=== RECORD EXTRACTS ===

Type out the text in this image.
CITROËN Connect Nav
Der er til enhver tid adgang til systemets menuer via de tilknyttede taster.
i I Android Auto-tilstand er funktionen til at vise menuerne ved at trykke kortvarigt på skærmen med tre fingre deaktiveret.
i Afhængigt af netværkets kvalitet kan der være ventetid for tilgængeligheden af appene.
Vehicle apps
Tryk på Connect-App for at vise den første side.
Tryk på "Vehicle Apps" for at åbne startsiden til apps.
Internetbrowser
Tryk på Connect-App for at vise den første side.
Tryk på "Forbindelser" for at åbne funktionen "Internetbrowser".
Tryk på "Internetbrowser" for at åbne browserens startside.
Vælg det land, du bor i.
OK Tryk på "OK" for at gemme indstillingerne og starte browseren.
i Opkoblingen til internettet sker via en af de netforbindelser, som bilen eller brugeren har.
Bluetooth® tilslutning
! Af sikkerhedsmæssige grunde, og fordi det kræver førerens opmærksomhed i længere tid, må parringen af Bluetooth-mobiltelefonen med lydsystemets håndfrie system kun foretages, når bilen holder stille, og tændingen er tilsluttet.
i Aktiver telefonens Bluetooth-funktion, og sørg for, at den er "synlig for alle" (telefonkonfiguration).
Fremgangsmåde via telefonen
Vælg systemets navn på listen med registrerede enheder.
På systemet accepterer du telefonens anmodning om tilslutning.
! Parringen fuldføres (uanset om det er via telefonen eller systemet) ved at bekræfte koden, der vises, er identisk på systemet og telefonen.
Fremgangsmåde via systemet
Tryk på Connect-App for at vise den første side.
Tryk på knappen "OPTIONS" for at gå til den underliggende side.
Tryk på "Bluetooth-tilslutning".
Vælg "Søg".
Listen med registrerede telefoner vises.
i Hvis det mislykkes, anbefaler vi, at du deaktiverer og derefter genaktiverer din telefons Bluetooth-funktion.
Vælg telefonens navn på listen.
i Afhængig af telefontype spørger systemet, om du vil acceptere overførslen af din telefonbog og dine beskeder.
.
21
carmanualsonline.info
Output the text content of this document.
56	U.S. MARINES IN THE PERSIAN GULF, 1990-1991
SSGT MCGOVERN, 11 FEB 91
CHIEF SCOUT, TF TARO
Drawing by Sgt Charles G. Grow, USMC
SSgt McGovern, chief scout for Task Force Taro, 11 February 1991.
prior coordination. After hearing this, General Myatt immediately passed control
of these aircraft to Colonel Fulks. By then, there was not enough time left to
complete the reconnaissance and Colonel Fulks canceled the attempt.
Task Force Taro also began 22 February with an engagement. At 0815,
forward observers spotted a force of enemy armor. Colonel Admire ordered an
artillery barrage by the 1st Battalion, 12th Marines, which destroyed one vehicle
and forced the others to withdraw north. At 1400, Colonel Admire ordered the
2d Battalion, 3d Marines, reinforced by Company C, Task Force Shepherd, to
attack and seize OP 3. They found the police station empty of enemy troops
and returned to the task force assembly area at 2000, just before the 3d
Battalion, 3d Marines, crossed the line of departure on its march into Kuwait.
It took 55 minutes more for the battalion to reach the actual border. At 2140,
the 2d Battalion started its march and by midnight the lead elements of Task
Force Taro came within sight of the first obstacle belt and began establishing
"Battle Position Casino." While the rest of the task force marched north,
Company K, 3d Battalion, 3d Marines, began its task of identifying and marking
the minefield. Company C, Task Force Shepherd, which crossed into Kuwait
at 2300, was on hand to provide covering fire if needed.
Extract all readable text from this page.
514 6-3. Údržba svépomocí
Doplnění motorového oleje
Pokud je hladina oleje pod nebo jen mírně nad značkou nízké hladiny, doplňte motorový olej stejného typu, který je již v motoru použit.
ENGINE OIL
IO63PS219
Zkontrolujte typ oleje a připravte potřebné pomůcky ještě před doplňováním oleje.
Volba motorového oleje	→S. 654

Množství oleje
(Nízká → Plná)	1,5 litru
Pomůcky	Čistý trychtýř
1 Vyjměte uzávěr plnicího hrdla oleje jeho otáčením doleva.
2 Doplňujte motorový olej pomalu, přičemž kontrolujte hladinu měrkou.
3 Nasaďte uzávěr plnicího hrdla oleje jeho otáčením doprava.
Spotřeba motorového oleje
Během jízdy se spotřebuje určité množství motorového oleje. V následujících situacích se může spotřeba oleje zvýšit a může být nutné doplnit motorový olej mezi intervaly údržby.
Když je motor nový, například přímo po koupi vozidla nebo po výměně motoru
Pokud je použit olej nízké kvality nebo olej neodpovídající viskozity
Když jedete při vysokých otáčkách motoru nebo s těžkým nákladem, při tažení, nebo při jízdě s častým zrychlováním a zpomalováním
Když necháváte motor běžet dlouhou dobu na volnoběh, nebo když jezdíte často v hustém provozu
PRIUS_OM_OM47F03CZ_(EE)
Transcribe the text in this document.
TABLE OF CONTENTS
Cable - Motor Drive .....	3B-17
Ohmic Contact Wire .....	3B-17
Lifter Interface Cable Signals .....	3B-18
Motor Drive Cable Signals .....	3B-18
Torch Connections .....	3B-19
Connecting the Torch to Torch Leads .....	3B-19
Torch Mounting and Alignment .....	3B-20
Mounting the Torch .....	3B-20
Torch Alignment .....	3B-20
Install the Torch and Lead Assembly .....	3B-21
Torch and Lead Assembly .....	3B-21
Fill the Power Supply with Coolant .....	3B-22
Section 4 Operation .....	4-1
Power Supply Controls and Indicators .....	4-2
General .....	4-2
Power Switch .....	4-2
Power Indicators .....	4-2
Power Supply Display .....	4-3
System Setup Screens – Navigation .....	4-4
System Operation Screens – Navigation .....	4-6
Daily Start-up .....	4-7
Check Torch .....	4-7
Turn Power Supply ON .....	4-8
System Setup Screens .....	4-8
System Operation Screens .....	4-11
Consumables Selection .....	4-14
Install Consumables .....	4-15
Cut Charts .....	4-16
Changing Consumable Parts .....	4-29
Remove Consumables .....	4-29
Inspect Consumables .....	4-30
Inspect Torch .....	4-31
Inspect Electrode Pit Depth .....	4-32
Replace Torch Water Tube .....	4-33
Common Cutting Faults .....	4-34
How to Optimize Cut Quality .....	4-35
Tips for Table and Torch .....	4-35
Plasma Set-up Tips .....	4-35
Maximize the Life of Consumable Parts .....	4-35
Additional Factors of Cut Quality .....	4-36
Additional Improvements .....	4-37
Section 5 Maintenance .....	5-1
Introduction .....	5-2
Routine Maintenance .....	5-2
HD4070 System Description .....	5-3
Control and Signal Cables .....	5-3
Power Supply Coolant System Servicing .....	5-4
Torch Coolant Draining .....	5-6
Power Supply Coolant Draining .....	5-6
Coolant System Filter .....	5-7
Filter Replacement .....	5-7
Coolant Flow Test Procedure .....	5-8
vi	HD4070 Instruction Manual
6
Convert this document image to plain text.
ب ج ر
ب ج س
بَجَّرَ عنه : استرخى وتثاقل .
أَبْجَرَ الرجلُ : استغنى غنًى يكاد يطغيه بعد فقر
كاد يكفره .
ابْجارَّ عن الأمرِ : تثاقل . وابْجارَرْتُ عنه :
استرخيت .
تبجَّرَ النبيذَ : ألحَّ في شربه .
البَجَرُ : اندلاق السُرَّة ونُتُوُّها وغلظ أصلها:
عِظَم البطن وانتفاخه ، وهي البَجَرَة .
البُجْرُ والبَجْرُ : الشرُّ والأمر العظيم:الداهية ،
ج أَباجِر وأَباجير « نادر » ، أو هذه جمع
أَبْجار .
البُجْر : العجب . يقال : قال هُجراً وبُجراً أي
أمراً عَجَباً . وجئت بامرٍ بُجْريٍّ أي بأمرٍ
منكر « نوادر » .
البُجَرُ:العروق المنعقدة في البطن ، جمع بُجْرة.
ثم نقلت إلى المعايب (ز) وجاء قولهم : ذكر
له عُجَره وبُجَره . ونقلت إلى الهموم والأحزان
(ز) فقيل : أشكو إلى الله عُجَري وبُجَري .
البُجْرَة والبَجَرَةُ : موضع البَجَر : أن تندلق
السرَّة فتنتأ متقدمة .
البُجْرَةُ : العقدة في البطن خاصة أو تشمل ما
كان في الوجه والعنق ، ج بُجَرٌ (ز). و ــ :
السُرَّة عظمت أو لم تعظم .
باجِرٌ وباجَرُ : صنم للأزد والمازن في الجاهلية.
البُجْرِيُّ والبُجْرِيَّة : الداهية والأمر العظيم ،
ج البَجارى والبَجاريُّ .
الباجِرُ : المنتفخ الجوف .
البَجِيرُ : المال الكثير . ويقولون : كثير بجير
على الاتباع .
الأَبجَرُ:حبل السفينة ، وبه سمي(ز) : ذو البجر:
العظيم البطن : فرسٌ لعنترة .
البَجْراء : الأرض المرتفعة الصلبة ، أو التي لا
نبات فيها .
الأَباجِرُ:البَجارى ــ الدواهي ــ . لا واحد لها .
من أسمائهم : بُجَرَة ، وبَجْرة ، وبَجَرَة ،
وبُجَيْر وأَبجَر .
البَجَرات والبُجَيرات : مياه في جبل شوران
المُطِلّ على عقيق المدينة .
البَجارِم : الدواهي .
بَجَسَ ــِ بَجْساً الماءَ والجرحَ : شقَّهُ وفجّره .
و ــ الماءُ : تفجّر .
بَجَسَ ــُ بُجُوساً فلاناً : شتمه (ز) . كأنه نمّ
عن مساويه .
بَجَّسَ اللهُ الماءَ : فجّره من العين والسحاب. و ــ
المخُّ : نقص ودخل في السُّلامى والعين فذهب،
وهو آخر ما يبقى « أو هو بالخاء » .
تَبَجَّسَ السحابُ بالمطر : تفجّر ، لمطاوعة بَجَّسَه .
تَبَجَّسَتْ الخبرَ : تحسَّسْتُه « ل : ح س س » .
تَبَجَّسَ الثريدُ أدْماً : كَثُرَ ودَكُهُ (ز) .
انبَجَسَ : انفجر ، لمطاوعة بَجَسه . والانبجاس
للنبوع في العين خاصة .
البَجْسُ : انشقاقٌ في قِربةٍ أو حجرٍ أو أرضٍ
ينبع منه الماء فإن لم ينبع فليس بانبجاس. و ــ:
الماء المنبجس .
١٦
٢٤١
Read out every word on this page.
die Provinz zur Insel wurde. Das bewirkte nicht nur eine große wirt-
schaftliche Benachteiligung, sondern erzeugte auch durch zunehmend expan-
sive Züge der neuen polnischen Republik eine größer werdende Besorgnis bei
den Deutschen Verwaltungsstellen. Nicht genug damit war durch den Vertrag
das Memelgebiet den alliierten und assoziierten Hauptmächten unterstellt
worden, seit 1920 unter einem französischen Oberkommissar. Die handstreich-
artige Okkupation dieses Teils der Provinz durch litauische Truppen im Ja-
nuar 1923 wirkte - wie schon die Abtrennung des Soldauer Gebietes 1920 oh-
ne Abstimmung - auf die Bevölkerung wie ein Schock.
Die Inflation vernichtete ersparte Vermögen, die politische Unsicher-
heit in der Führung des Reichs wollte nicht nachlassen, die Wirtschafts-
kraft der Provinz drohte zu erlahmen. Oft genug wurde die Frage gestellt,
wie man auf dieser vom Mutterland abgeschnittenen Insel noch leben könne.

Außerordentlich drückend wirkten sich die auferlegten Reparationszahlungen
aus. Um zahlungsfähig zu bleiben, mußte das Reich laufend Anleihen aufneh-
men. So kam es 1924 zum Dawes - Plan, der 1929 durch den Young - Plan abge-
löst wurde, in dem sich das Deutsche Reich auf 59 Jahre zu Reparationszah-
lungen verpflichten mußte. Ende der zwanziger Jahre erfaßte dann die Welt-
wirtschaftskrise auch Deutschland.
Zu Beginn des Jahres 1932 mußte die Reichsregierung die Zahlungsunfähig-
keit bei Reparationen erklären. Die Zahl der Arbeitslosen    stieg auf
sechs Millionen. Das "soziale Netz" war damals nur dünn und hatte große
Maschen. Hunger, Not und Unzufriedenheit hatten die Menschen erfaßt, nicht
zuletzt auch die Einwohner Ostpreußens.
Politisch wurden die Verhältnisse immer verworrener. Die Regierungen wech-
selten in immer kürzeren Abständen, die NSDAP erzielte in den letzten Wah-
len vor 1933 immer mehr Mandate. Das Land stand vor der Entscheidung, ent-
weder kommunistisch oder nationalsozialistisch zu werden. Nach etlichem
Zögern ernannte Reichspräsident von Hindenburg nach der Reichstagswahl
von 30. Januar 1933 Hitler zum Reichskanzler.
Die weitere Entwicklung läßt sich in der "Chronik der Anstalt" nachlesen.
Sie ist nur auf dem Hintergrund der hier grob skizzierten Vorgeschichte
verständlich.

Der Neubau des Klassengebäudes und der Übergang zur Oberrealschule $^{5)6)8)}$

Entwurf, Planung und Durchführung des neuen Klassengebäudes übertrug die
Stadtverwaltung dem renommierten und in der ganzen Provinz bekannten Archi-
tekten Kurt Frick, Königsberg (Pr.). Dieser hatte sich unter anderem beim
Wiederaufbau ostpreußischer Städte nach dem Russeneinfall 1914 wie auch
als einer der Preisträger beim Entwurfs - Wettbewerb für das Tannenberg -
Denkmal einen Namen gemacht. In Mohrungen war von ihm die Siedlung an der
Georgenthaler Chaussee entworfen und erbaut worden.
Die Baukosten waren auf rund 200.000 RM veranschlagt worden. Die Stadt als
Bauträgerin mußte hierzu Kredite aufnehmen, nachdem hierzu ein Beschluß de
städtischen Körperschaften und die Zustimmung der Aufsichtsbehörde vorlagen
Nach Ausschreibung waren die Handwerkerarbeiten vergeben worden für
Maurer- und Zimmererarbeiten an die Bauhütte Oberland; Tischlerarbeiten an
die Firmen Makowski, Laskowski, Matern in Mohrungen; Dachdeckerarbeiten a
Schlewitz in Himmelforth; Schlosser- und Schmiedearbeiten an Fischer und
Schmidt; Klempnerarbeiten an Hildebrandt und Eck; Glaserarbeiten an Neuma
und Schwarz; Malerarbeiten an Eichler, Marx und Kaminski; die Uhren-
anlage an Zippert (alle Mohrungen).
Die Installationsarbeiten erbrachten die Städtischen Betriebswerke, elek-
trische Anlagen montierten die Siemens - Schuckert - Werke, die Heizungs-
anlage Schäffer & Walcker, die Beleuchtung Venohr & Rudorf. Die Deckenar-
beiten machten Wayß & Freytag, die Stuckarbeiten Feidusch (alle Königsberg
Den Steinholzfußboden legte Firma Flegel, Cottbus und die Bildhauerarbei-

===

• [WHAT IS REQUIRED]
In the records, locate each line holding the string "Inspect" and copy it.

• [THE OUTPUT]
Inspect Consumables .....	4-30
Inspect Torch .....	4-31
Inspect Electrode Pit Depth .....	4-32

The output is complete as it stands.